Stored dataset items
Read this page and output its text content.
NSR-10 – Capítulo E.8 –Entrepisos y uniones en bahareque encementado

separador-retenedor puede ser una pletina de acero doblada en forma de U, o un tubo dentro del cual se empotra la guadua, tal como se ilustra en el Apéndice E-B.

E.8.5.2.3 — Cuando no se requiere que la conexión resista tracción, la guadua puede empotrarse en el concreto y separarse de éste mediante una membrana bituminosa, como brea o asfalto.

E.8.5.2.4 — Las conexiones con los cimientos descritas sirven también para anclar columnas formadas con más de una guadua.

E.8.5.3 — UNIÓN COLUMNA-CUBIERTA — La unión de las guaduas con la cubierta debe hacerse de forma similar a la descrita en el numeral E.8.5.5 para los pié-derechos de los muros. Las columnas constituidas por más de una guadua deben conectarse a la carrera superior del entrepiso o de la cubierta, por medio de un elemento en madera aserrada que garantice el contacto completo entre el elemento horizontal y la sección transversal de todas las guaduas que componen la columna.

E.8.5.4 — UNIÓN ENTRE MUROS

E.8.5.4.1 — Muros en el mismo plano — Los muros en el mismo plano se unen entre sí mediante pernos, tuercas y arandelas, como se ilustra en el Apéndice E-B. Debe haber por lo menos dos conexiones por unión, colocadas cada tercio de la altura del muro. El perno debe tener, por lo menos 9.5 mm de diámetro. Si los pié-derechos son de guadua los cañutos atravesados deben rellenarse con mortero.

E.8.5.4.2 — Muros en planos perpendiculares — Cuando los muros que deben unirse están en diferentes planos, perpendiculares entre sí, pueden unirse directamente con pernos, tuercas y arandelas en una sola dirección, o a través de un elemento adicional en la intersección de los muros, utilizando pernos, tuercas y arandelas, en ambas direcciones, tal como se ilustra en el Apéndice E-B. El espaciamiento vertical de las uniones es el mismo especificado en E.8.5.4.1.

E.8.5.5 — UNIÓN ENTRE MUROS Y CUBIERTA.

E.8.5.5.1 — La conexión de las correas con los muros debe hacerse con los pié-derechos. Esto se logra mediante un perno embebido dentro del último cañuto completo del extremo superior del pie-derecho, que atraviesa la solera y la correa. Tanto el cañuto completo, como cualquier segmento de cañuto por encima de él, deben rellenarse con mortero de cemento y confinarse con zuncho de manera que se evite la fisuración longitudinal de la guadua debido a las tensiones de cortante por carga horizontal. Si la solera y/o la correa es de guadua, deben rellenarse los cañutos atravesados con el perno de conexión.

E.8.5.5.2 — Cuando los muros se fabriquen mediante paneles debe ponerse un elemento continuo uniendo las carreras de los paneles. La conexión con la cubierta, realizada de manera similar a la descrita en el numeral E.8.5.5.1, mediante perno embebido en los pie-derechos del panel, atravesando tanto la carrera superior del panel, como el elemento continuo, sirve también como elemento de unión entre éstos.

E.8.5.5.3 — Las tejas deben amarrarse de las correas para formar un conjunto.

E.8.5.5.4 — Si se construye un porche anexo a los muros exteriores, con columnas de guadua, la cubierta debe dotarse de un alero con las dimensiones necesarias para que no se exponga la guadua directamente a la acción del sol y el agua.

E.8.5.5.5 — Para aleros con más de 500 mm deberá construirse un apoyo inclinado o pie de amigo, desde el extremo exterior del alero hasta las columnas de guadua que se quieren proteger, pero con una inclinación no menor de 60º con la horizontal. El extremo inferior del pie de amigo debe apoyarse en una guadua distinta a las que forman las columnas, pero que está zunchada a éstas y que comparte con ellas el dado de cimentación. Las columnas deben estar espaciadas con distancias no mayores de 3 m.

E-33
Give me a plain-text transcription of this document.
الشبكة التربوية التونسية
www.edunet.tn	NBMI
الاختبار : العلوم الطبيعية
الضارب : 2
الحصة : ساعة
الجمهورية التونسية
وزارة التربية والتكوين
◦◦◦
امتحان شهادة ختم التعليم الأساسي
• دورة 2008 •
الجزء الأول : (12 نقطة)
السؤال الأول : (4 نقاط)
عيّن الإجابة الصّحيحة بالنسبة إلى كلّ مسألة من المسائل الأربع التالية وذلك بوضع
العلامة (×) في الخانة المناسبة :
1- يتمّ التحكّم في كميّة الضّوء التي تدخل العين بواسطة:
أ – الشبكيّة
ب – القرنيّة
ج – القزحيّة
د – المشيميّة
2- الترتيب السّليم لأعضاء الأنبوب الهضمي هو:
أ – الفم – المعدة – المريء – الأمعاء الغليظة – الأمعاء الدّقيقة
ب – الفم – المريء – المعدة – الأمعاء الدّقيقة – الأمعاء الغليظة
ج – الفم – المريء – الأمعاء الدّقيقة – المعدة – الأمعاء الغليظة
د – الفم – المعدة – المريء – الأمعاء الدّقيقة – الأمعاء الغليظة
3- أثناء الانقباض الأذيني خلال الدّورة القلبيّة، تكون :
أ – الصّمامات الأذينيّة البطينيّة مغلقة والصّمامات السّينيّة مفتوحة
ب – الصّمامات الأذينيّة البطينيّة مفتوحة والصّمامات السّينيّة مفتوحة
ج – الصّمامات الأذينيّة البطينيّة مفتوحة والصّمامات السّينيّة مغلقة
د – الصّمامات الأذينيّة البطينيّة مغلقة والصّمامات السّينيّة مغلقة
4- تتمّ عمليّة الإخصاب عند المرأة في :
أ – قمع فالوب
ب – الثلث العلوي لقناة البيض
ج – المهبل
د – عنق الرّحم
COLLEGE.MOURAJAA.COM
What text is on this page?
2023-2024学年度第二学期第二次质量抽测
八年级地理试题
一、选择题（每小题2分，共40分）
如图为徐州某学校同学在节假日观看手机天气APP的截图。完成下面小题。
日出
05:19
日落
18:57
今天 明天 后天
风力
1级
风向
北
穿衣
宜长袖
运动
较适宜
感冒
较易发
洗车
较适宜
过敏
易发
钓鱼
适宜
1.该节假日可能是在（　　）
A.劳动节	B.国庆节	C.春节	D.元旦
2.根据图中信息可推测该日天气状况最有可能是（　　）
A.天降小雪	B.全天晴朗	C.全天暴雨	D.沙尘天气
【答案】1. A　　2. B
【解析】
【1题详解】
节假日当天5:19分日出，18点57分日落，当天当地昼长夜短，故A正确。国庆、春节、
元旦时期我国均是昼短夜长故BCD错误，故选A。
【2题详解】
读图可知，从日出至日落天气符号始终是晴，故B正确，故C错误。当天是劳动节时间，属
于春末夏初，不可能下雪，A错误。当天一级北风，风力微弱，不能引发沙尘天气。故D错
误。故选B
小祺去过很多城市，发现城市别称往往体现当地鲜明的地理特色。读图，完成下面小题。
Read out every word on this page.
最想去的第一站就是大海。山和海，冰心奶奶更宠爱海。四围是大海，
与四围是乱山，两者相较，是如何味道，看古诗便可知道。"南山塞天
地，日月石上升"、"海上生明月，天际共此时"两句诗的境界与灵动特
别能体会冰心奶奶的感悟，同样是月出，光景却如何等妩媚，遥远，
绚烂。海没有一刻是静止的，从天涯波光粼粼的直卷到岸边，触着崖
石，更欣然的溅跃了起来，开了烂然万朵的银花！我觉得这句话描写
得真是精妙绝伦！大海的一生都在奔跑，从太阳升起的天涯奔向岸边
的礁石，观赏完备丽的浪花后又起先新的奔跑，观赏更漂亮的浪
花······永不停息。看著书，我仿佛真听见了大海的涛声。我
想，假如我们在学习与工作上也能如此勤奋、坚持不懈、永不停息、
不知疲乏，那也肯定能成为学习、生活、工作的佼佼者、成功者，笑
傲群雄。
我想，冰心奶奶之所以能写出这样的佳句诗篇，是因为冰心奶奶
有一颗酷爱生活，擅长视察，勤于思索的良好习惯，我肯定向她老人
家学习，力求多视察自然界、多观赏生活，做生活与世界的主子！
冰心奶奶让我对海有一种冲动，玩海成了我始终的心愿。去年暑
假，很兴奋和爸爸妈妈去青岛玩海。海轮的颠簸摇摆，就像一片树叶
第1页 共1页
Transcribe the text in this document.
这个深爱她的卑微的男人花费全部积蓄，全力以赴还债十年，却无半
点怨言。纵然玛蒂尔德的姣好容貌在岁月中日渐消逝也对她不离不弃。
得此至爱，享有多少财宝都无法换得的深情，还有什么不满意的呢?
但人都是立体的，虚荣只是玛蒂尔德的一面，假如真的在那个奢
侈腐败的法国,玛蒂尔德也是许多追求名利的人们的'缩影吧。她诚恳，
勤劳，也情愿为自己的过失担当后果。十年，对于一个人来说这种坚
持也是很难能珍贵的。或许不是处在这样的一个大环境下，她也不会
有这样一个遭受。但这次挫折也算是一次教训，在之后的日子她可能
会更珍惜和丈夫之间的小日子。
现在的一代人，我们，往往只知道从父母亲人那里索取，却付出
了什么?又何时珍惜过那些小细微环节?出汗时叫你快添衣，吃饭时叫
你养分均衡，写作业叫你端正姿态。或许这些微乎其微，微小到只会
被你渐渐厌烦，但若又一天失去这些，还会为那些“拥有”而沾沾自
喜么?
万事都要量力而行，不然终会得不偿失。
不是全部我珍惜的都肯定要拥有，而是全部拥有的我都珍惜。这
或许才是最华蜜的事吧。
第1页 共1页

REQUIRED WORK
Copy out every line of the data that includes the word "rellenarse".

CORRECT OUTPUT
E.8.5.4.1 — Muros en el mismo plano — Los muros en el mismo plano se unen entre sí mediante pernos, tuercas y arandelas, como se ilustra en el Apéndice E-B. Debe haber por lo menos dos conexiones por unión, colocadas cada tercio de la altura del muro. El perno debe tener, por lo menos 9.5 mm de diámetro. Si los pié-derechos son de guadua los cañutos atravesados deben rellenarse con mortero.
E.8.5.5.1 — La conexión de las correas con los muros debe hacerse con los pié-derechos. Esto se logra mediante un perno embebido dentro del último cañuto completo del extremo superior del pie-derecho, que atraviesa la solera y la correa. Tanto el cañuto completo, como cualquier segmento de cañuto por encima de él, deben rellenarse con mortero de cemento y confinarse con zuncho de manera que se evite la fisuración longitudinal de la guadua debido a las tensiones de cortante por carga horizontal. Si la solera y/o la correa es de guadua, deben rellenarse los cañutos atravesados con el perno de conexión.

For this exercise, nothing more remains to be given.